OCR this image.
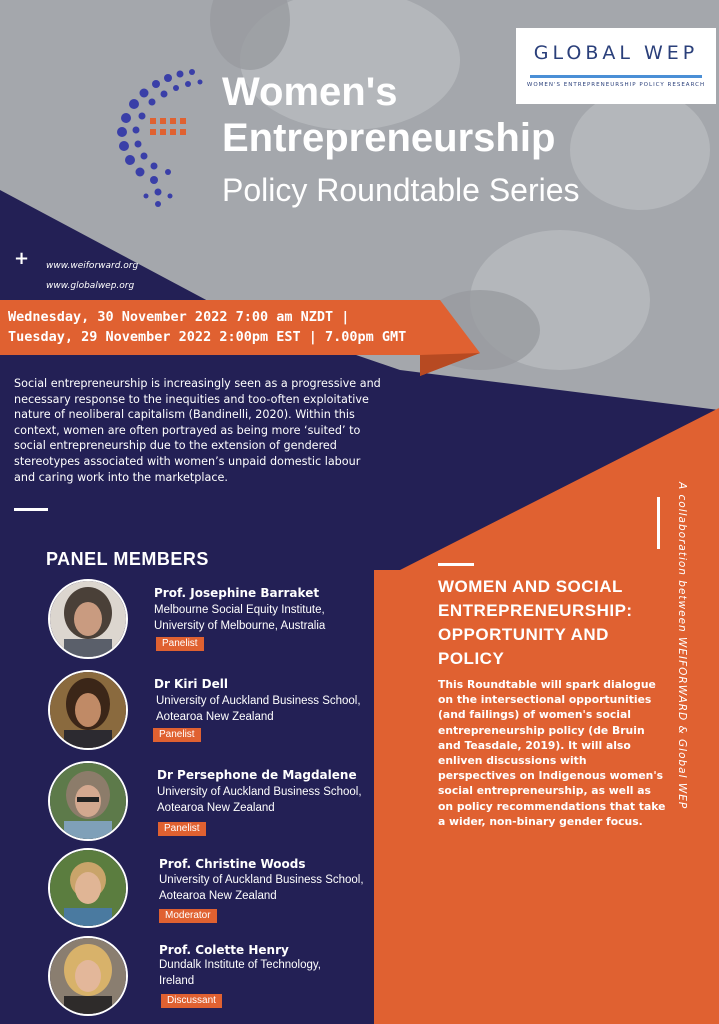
Women's
Entrepreneurship
Policy Roundtable Series
GLOBAL WEP
WOMEN'S ENTREPRENEURSHIP POLICY RESEARCH
+ www.weiforward.org
www.globalwep.org
Wednesday, 30 November 2022 7:00 am NZDT |
Tuesday, 29 November 2022 2:00pm EST | 7.00pm GMT
Social entrepreneurship is increasingly seen as a progressive and necessary response to the inequities and too-often exploitative nature of neoliberal capitalism (Bandinelli, 2020). Within this context, women are often portrayed as being more ‘suited’ to social entrepreneurship due to the extension of gendered stereotypes associated with women’s unpaid domestic labour and caring work into the marketplace.
PANEL MEMBERS
Prof. Josephine Barraket
Melbourne Social Equity Institute,
University of Melbourne, Australia
Panelist
Dr Kiri Dell
University of Auckland Business School,
Aotearoa New Zealand
Panelist
Dr Persephone de Magdalene
University of Auckland Business School,
Aotearoa New Zealand
Panelist
Prof. Christine Woods
University of Auckland Business School,
Aotearoa New Zealand
Moderator
Prof. Colette Henry
Dundalk Institute of Technology,
Ireland
Discussant
WOMEN AND SOCIAL ENTREPRENEURSHIP: OPPORTUNITY AND POLICY
This Roundtable will spark dialogue on the intersectional opportunities (and failings) of women's social entrepreneurship policy (de Bruin and Teasdale, 2019). It will also enliven discussions with perspectives on Indigenous women's social entrepreneurship, as well as on policy recommendations that take a wider, non-binary gender focus.
A collaboration between WEIFORWARD & Global WEP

_____

» Do this
Leave out the pictures, and give all the records again exactly.

» Answer in full
OCR this image.
Women's
Entrepreneurship
Policy Roundtable Series
GLOBAL WEP
WOMEN'S ENTREPRENEURSHIP POLICY RESEARCH
+ www.weiforward.org
www.globalwep.org
Wednesday, 30 November 2022 7:00 am NZDT |
Tuesday, 29 November 2022 2:00pm EST | 7.00pm GMT
Social entrepreneurship is increasingly seen as a progressive and necessary response to the inequities and too-often exploitative nature of neoliberal capitalism (Bandinelli, 2020). Within this context, women are often portrayed as being more ‘suited’ to social entrepreneurship due to the extension of gendered stereotypes associated with women’s unpaid domestic labour and caring work into the marketplace.
PANEL MEMBERS
Prof. Josephine Barraket
Melbourne Social Equity Institute,
University of Melbourne, Australia
Panelist
Dr Kiri Dell
University of Auckland Business School,
Aotearoa New Zealand
Panelist
Dr Persephone de Magdalene
University of Auckland Business School,
Aotearoa New Zealand
Panelist
Prof. Christine Woods
University of Auckland Business School,
Aotearoa New Zealand
Moderator
Prof. Colette Henry
Dundalk Institute of Technology,
Ireland
Discussant
WOMEN AND SOCIAL ENTREPRENEURSHIP: OPPORTUNITY AND POLICY
This Roundtable will spark dialogue on the intersectional opportunities (and failings) of women's social entrepreneurship policy (de Bruin and Teasdale, 2019). It will also enliven discussions with perspectives on Indigenous women's social entrepreneurship, as well as on policy recommendations that take a wider, non-binary gender focus.
A collaboration between WEIFORWARD & Global WEP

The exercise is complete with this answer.